§ **TASK TO COMPLETE**:
State the number of lines in these records holding "Tháng". Say nothing more.

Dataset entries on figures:

□ □ □ □ □ □ □

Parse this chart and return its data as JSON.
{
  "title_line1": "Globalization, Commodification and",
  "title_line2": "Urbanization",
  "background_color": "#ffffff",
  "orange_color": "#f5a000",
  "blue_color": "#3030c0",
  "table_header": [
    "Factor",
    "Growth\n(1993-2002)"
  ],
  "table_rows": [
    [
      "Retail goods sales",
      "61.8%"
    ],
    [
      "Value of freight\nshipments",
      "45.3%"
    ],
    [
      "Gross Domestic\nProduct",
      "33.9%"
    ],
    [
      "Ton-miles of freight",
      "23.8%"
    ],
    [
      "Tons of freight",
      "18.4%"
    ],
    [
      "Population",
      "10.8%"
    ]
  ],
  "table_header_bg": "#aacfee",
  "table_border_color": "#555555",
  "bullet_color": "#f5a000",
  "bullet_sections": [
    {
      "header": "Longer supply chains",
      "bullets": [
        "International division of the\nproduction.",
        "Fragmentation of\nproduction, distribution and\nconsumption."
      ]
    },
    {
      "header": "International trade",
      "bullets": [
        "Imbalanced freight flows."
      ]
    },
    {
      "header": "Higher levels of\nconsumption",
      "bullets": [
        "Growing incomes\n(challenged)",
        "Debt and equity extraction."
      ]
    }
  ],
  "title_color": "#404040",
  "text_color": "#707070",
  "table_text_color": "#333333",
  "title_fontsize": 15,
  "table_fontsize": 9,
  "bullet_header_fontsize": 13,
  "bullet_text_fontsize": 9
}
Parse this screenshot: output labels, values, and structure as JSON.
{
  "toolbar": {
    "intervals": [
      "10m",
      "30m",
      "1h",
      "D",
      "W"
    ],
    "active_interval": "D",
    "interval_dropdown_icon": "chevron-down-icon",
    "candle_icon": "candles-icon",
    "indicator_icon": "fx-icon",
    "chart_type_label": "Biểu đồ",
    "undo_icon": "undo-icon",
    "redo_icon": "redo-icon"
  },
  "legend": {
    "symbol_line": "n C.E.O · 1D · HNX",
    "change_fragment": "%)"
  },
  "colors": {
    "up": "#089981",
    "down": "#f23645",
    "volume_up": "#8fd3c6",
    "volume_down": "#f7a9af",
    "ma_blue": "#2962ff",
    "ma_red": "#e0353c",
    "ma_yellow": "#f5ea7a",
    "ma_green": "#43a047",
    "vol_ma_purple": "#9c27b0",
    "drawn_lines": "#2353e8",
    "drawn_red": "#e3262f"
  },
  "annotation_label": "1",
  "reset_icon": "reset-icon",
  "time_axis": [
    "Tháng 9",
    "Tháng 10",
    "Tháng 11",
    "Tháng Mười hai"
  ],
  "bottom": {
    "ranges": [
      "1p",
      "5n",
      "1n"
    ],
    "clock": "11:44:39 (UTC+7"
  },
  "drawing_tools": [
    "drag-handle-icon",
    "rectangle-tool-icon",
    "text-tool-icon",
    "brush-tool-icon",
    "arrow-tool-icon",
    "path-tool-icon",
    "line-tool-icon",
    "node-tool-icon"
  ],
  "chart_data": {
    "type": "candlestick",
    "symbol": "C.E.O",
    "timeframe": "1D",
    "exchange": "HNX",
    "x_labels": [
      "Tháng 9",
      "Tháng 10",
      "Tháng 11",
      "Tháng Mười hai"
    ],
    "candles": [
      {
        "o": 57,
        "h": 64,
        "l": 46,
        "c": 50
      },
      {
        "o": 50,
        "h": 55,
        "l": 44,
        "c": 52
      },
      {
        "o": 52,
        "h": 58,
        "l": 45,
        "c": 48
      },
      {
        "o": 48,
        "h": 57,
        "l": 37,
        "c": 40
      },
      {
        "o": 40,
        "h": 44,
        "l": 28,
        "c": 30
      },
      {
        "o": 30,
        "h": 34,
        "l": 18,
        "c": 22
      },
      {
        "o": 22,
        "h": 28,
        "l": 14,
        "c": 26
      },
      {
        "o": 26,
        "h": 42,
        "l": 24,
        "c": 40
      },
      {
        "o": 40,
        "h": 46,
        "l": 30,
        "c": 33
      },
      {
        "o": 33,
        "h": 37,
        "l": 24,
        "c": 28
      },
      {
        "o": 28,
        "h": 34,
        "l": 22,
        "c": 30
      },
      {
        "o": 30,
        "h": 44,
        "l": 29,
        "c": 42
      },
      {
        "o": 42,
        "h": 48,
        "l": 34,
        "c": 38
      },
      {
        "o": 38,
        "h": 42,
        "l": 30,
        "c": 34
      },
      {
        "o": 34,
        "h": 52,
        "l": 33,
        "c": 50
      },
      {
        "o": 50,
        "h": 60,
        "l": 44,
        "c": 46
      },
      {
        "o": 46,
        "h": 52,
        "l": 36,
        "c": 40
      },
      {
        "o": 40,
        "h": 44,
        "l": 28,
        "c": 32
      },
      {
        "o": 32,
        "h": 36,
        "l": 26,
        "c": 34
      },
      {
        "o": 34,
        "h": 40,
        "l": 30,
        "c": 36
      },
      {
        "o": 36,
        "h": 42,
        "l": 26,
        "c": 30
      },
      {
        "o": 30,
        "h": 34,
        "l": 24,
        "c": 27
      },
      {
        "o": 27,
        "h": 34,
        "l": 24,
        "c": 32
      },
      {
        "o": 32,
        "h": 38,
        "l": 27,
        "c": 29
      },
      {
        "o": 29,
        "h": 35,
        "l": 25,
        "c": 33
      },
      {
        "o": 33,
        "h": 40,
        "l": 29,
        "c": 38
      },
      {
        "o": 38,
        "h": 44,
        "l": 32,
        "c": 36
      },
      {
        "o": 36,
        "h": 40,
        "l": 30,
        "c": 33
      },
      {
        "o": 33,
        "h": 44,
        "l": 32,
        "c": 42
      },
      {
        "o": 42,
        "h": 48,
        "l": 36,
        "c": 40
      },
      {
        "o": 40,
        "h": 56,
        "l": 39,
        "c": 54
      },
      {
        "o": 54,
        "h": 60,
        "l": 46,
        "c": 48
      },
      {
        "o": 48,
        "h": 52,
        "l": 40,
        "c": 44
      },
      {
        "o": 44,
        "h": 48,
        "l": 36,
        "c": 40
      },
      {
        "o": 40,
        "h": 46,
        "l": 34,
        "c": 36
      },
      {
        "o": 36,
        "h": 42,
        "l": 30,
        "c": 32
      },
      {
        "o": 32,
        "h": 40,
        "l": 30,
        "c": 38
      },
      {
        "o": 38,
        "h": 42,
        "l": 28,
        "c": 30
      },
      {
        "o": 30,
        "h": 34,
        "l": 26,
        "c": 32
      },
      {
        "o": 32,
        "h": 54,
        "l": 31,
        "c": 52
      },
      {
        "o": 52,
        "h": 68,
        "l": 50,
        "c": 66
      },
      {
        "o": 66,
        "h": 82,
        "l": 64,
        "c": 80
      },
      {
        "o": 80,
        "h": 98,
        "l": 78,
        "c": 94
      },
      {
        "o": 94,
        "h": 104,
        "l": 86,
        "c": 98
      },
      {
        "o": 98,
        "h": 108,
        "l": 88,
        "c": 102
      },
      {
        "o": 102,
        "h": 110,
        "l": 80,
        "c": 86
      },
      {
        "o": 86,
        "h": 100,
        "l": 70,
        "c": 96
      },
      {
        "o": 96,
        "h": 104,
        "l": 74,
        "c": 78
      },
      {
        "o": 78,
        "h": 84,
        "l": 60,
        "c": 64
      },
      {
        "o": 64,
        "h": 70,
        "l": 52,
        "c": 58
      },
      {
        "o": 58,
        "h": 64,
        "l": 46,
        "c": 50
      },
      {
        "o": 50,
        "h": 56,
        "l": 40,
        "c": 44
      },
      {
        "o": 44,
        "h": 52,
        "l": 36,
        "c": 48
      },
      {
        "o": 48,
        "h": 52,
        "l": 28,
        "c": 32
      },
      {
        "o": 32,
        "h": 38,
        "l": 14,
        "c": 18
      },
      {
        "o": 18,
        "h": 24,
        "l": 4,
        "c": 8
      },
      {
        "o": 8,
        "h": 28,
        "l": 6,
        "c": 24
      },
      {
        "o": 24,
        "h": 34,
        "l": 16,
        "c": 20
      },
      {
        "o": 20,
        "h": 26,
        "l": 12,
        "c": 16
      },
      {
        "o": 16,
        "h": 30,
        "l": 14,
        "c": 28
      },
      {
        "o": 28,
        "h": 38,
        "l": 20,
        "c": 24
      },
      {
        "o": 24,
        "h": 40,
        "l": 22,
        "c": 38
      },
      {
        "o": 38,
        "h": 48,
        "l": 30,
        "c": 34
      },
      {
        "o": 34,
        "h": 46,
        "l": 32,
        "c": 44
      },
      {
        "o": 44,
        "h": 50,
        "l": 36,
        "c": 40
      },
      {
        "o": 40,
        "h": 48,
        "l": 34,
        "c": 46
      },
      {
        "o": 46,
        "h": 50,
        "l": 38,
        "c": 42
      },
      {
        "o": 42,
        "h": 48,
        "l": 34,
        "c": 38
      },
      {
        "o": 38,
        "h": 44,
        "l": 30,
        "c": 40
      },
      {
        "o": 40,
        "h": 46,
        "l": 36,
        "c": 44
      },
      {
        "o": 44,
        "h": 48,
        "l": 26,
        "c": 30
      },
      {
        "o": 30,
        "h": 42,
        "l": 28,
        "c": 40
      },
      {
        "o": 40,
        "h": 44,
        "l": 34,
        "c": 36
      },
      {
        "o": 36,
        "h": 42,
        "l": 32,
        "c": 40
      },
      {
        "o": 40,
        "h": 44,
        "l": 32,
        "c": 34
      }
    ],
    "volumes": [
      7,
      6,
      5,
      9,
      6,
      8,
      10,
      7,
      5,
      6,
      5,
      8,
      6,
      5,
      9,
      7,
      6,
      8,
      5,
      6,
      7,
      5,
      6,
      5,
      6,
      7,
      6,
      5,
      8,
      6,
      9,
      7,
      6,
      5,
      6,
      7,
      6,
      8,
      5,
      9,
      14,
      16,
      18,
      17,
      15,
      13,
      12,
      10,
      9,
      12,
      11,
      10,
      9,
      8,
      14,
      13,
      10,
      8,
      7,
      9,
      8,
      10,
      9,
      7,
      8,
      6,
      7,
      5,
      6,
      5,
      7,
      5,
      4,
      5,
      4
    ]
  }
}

□ □ □ □ □ □ □

§ **TASK RESPONSE**:
8